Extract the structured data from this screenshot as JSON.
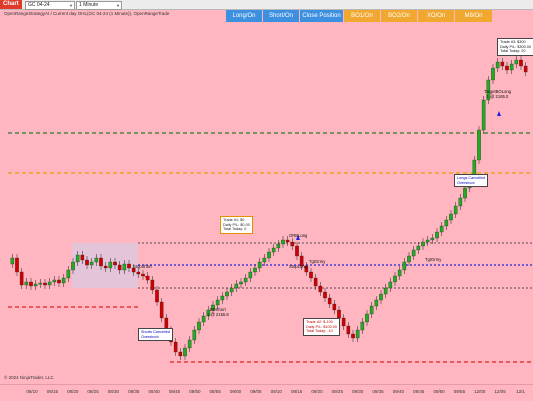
{
  "toolbar": {
    "chart_tab": "Chart",
    "instrument": "GC 04-24",
    "timeframe": "1 Minute"
  },
  "subtitle": "OpenRangeStrategyAI / Current day OHL(GC 04-24 (1 Minute)), OpenRangeTrade",
  "buttons": [
    {
      "label": "Long/On",
      "color": "#3d8fe0"
    },
    {
      "label": "Short/On",
      "color": "#3d8fe0"
    },
    {
      "label": "Close Position",
      "color": "#3d8fe0"
    },
    {
      "label": "BO1/On",
      "color": "#f0a830"
    },
    {
      "label": "BO2/On",
      "color": "#f0a830"
    },
    {
      "label": "XO/On",
      "color": "#f0a830"
    },
    {
      "label": "M8/On",
      "color": "#f0a830"
    }
  ],
  "x_axis_ticks": [
    "08/10",
    "08/15",
    "08/20",
    "08/25",
    "08/30",
    "08/35",
    "08/40",
    "08/45",
    "08/50",
    "08/55",
    "09/00",
    "09/05",
    "09/10",
    "09/15",
    "09/20",
    "09/25",
    "09/30",
    "09/35",
    "09/40",
    "09/45",
    "09/50",
    "09/55",
    "12/00",
    "12/05",
    "12/1"
  ],
  "copyright": "© 2024 NinjaTrader, LLC",
  "colors": {
    "background": "#ffb6c1",
    "up_candle": "#22aa22",
    "down_candle": "#d00000",
    "level_green": "#2a7a2a",
    "level_orange": "#e8a000",
    "level_blue": "#2020e0",
    "level_red": "#e02020",
    "opening_range": "#d9c8e0"
  },
  "annotations": {
    "trade1": {
      "line1": "Trade #1: $0",
      "line2": "Daily P/L: $0.00",
      "line3": "Total Today: 0"
    },
    "trade2": {
      "line1": "Trade #2: $-100",
      "line2": "Daily P/L: $100.00",
      "line3": "Total Today: -10"
    },
    "trade3": {
      "line1": "Trade #3: $300",
      "line2": "Daily P/L: $300.00",
      "line3": "Total Today: 20"
    },
    "short_cancelled": {
      "line1": "Shorts Cancelled",
      "line2": "Overshoot"
    },
    "long_cancelled": {
      "line1": "Longs Cancelled",
      "line2": "Overshoot"
    },
    "orb_short": {
      "line1": "ORBShort",
      "line2": "1 @ 2155.8"
    },
    "orb_long": {
      "line1": "ORBLong",
      "line2": "1 @ 2159.8"
    },
    "target_long": {
      "line1": "TargetBOLong",
      "line2": "1 @ 2165.0"
    },
    "orb_short_entry": {
      "line1": "BDShort",
      "line2": "1 @ 2155.8"
    },
    "stop_short": "StopShort",
    "stop_long": "StopLong",
    "tp_label": "TgtOrmy",
    "tp_label2": "TgtOrmy"
  }
}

» Given request
Leave images out of the retyped records; keep all else exact.

» Full response
Extract the structured data from this screenshot as JSON.
{
  "toolbar": {
    "chart_tab": "Chart",
    "instrument": "GC 04-24",
    "timeframe": "1 Minute"
  },
  "subtitle": "OpenRangeStrategyAI / Current day OHL(GC 04-24 (1 Minute)), OpenRangeTrade",
  "buttons": [
    {
      "label": "Long/On",
      "color": "#3d8fe0"
    },
    {
      "label": "Short/On",
      "color": "#3d8fe0"
    },
    {
      "label": "Close Position",
      "color": "#3d8fe0"
    },
    {
      "label": "BO1/On",
      "color": "#f0a830"
    },
    {
      "label": "BO2/On",
      "color": "#f0a830"
    },
    {
      "label": "XO/On",
      "color": "#f0a830"
    },
    {
      "label": "M8/On",
      "color": "#f0a830"
    }
  ],
  "x_axis_ticks": [
    "08/10",
    "08/15",
    "08/20",
    "08/25",
    "08/30",
    "08/35",
    "08/40",
    "08/45",
    "08/50",
    "08/55",
    "09/00",
    "09/05",
    "09/10",
    "09/15",
    "09/20",
    "09/25",
    "09/30",
    "09/35",
    "09/40",
    "09/45",
    "09/50",
    "09/55",
    "12/00",
    "12/05",
    "12/1"
  ],
  "copyright": "© 2024 NinjaTrader, LLC",
  "colors": {
    "background": "#ffb6c1",
    "up_candle": "#22aa22",
    "down_candle": "#d00000",
    "level_green": "#2a7a2a",
    "level_orange": "#e8a000",
    "level_blue": "#2020e0",
    "level_red": "#e02020",
    "opening_range": "#d9c8e0"
  },
  "annotations": {
    "trade1": {
      "line1": "Trade #1: $0",
      "line2": "Daily P/L: $0.00",
      "line3": "Total Today: 0"
    },
    "trade2": {
      "line1": "Trade #2: $-100",
      "line2": "Daily P/L: $100.00",
      "line3": "Total Today: -10"
    },
    "trade3": {
      "line1": "Trade #3: $300",
      "line2": "Daily P/L: $300.00",
      "line3": "Total Today: 20"
    },
    "short_cancelled": {
      "line1": "Shorts Cancelled",
      "line2": "Overshoot"
    },
    "long_cancelled": {
      "line1": "Longs Cancelled",
      "line2": "Overshoot"
    },
    "orb_short": {
      "line1": "ORBShort",
      "line2": "1 @ 2155.8"
    },
    "orb_long": {
      "line1": "ORBLong",
      "line2": "1 @ 2159.8"
    },
    "target_long": {
      "line1": "TargetBOLong",
      "line2": "1 @ 2165.0"
    },
    "orb_short_entry": {
      "line1": "BDShort",
      "line2": "1 @ 2155.8"
    },
    "stop_short": "StopShort",
    "stop_long": "StopLong",
    "tp_label": "TgtOrmy",
    "tp_label2": "TgtOrmy"
  }
}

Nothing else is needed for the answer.